REQUIRED TASK: Set down the data below without change, skipping the pictures it holds.

PROVIDED INFORMATION:
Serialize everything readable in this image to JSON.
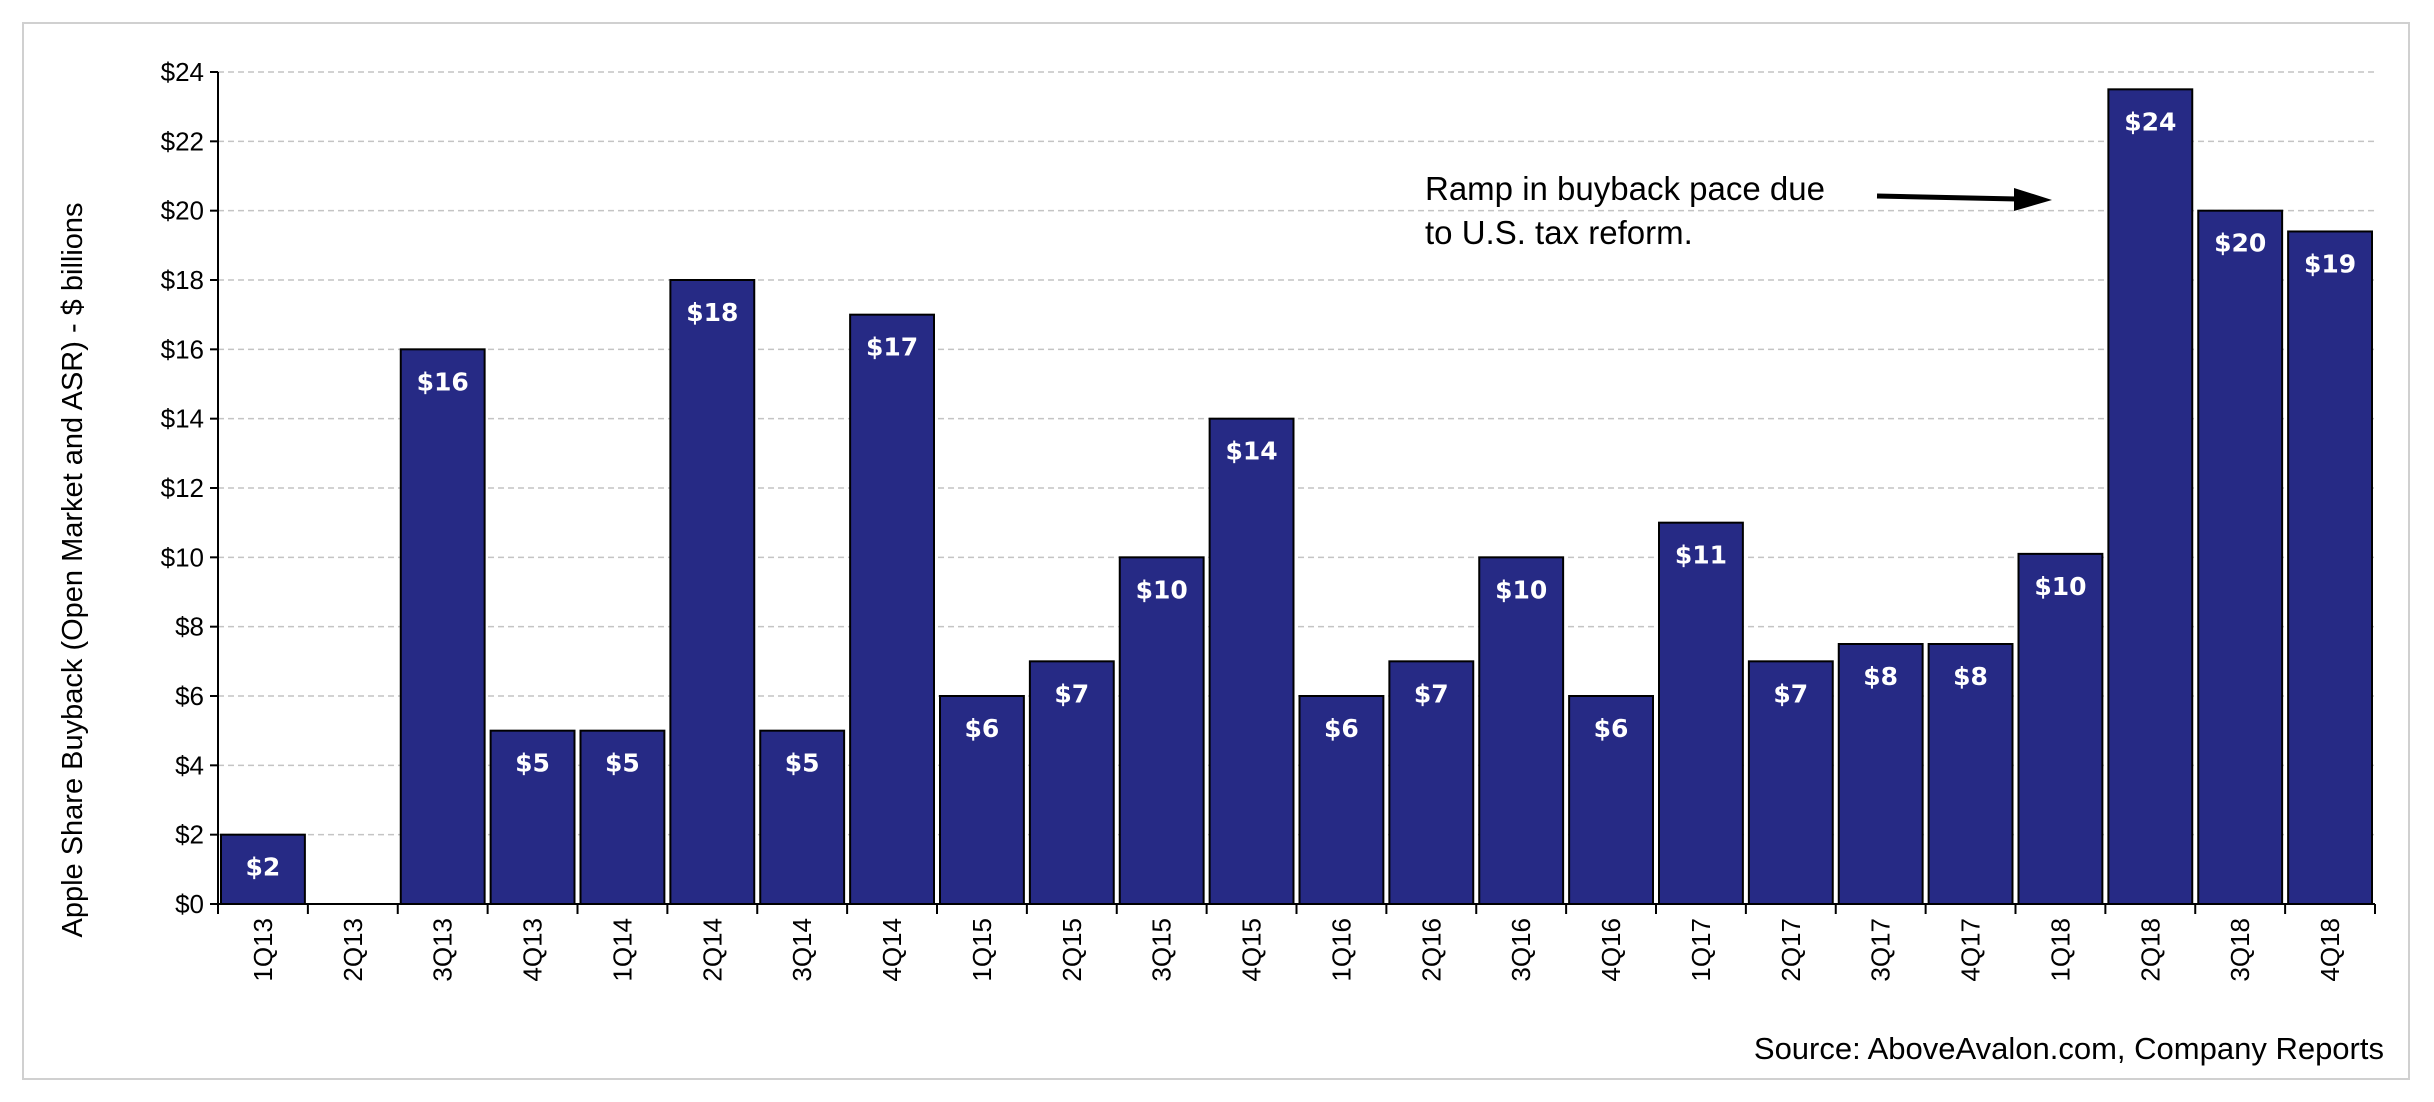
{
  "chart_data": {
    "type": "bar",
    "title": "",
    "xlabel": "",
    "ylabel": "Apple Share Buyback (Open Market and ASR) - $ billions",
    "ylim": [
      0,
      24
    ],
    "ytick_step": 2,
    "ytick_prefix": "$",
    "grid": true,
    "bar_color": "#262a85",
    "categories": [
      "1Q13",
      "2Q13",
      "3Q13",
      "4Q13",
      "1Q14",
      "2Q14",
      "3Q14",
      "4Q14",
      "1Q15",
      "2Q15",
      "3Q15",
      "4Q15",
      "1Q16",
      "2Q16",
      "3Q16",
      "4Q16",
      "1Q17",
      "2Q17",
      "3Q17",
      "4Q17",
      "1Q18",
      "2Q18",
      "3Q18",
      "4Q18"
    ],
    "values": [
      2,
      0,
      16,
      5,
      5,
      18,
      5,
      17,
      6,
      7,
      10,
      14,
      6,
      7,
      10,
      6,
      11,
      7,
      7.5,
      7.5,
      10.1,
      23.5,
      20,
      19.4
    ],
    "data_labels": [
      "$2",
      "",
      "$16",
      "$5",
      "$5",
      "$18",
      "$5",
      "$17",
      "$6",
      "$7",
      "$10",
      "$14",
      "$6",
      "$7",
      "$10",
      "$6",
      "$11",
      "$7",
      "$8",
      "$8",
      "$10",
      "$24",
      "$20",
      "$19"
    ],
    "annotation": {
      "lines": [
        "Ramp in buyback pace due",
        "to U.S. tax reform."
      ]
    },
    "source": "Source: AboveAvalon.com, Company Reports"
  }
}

WORKED ANSWER:
Serialize everything readable in this image to JSON.
{
  "chart_data": {
    "type": "bar",
    "title": "",
    "xlabel": "",
    "ylabel": "Apple Share Buyback (Open Market and ASR) - $ billions",
    "ylim": [
      0,
      24
    ],
    "ytick_step": 2,
    "ytick_prefix": "$",
    "grid": true,
    "bar_color": "#262a85",
    "categories": [
      "1Q13",
      "2Q13",
      "3Q13",
      "4Q13",
      "1Q14",
      "2Q14",
      "3Q14",
      "4Q14",
      "1Q15",
      "2Q15",
      "3Q15",
      "4Q15",
      "1Q16",
      "2Q16",
      "3Q16",
      "4Q16",
      "1Q17",
      "2Q17",
      "3Q17",
      "4Q17",
      "1Q18",
      "2Q18",
      "3Q18",
      "4Q18"
    ],
    "values": [
      2,
      0,
      16,
      5,
      5,
      18,
      5,
      17,
      6,
      7,
      10,
      14,
      6,
      7,
      10,
      6,
      11,
      7,
      7.5,
      7.5,
      10.1,
      23.5,
      20,
      19.4
    ],
    "data_labels": [
      "$2",
      "",
      "$16",
      "$5",
      "$5",
      "$18",
      "$5",
      "$17",
      "$6",
      "$7",
      "$10",
      "$14",
      "$6",
      "$7",
      "$10",
      "$6",
      "$11",
      "$7",
      "$8",
      "$8",
      "$10",
      "$24",
      "$20",
      "$19"
    ],
    "annotation": {
      "lines": [
        "Ramp in buyback pace due",
        "to U.S. tax reform."
      ]
    },
    "source": "Source: AboveAvalon.com, Company Reports"
  }
}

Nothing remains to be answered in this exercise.